▶ **Consegna**
Nel testo sul populismo, con quale termine Barbano indica la ricerca incessante e costante del consenso popolare?

▶ **Testo da analizzare**

Ne consegue l’inevitabile «riduzione del lessico politico a quello propagandistico». Strumento idoneo per la populistica «crociata anticasta che si sposa con un’estetica pauperista e che al contempo si contrappone ad ogni forma di politica». La parola poi all’autore ed inventore del termine dirittismo. Secondo Barbano «sono tre i sintomi dei populismi italiano che inducono ad una preoccupazione rispetto alla regressione democratica in Italia». Primo di tutti, «la legittimazione del potere solo tramite voto popolare». Il populista non tollera la critica: non ti sei candidato? Non sei stato eletto dal popolo? Non hai il diritto di parola. Il leader ignora il fatto che istituzioni non possono “candidarsi” e che «la democrazia non è solo il voto». «La democrazia è un’architettura complessa e ci sono anche la dimensione del potere tecnocratico e gli strumenti attraverso cui il potere va diviso. Il populismo nega la spaccatura del potere e lo assume», concentrandolo nell’esecutivo.
Dimenticando che l’unico potere eletto dal popolo è il Parlamento. Da una parte il populista si fa difensore del popolo, dall’altra diminuisce il potere dell’unico potere dello Stato eletto dal popolo. Un secondo sintomo di preoccupazione circa la tenuta democratica di un paese è «la fragilità dei poteri di garanzia». Questi, non sono solo il Quirinale o la Corte Costituzionale, ma anche i media. Ad indebolire ulteriormente i corpi intermedi di una democrazia, oltre al dirittismo, secondo Barbano c’è anche la “consensite”. Cioè la ricerca incessante e costante del consenso popolare. Qualunque sia il prezzo da pagare. Il populista ha bisogno di consenso. Deve far leva su dirittismo. E quello che è triste è la generale resa da parte dei giornalisti nel quotidiano storytelling del populismo. Con amarezza Barbano spiega che oramai i giornalisti sono «conduttori di silicio, non mediatori».
Il terzo punto riguarda «la debolezza dell’opposizione», ridotta al lumicino «per l’incapacità di proposta politica dei partiti tradizionali», dove per “partiti tradizionali” vengono paradossalmente inseriti anche Forza Italia – il “partito di plastica” (plastica resistente visto che in gennaio ha compiuto un quarto di secolo) – e il Partito Democratico, già DS, già PDS, già PCI, oggi annacquato nel processo di crisi internazionale delle sinistre. «Il populismo è figlio delle precedenti culture»: non vengono da Marte. I partiti tradizionali sono parte in causa nello sviluppo dei partiti populisti, perché «non hanno capito la potenza della sfida lanciata dai quei movimenti». E non capire il proprio tempo in politica diventa una colpa.

▶ **Dati da analizzare**
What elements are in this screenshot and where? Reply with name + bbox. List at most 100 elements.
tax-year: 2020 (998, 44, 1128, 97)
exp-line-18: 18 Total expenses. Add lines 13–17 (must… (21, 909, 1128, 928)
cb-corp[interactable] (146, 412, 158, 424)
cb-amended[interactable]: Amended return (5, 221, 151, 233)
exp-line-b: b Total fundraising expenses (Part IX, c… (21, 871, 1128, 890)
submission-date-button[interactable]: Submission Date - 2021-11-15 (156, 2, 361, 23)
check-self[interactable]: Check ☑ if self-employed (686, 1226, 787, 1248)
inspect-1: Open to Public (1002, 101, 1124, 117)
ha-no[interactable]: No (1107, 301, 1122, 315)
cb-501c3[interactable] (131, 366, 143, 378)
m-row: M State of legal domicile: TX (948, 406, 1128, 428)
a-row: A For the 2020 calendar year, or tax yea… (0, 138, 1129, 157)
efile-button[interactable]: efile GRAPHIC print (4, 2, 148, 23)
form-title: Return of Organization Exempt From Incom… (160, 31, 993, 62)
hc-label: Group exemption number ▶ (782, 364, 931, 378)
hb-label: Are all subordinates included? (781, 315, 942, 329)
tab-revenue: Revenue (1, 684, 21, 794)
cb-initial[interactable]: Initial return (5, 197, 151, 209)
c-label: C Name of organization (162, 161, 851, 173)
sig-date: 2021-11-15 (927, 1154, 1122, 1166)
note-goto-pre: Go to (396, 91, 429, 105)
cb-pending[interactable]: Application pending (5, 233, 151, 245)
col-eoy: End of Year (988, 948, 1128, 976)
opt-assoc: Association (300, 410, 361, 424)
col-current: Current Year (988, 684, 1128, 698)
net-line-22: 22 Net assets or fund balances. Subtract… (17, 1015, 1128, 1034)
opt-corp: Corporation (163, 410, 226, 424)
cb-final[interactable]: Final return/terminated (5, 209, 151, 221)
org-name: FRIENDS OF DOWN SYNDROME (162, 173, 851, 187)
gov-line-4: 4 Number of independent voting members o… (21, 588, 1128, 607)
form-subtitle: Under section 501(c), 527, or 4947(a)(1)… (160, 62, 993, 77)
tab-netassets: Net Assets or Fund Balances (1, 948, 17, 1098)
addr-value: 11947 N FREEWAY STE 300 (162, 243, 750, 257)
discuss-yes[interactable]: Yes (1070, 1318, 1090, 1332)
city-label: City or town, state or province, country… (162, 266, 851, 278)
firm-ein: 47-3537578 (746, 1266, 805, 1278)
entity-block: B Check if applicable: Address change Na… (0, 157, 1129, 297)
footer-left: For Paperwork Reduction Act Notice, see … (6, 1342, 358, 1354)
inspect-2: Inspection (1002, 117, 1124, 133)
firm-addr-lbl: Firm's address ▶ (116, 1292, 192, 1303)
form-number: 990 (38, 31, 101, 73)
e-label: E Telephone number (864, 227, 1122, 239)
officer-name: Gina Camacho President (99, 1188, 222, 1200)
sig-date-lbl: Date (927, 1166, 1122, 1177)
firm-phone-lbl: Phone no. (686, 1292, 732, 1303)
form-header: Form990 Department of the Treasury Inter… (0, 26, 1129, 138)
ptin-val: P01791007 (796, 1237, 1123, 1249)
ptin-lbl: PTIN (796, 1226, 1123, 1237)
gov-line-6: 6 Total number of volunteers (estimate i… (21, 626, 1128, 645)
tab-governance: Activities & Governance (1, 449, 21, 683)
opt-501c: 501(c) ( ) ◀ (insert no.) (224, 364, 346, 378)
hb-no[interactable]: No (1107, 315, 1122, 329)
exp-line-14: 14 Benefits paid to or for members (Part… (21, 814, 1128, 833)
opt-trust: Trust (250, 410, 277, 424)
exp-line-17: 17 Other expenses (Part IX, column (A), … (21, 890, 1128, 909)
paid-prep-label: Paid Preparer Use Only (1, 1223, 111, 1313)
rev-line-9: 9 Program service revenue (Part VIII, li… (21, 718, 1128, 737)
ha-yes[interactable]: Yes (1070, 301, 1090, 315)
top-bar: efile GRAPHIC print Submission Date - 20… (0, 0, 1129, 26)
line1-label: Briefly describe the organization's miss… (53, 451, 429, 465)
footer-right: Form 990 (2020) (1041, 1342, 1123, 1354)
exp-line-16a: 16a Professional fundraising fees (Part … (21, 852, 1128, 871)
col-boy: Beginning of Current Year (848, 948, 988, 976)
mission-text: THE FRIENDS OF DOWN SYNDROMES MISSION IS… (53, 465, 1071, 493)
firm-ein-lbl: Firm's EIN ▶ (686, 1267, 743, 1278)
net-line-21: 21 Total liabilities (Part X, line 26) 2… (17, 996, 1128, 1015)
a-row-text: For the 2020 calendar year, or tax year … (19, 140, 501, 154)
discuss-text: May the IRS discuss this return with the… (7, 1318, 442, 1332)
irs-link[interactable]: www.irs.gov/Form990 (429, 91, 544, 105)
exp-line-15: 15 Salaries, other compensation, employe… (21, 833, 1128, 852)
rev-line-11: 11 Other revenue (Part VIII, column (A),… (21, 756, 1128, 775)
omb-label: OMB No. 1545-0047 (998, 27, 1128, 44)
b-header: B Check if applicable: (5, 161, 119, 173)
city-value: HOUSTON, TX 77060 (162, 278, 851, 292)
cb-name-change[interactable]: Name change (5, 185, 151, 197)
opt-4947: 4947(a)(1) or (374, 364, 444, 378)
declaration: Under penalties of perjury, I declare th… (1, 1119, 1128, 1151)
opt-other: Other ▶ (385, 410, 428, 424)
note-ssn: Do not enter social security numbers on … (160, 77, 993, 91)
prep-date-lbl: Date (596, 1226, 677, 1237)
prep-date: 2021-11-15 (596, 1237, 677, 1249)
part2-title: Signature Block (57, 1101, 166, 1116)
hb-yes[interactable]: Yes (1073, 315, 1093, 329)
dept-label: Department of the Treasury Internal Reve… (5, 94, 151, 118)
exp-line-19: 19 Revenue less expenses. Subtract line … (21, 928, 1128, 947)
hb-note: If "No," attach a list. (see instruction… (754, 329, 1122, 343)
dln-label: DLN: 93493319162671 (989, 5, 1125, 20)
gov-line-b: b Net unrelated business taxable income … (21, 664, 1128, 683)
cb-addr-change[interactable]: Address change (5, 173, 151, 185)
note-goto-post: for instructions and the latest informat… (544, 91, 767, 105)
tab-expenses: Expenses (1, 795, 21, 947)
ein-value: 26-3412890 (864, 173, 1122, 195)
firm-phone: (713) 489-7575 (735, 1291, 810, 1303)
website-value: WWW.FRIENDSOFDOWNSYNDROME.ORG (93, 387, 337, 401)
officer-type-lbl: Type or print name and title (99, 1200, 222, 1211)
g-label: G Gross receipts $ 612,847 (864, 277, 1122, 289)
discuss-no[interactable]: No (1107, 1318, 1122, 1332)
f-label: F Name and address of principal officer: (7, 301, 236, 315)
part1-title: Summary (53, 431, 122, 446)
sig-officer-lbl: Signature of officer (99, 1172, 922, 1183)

▶ **Risposta attesa**
Consensite.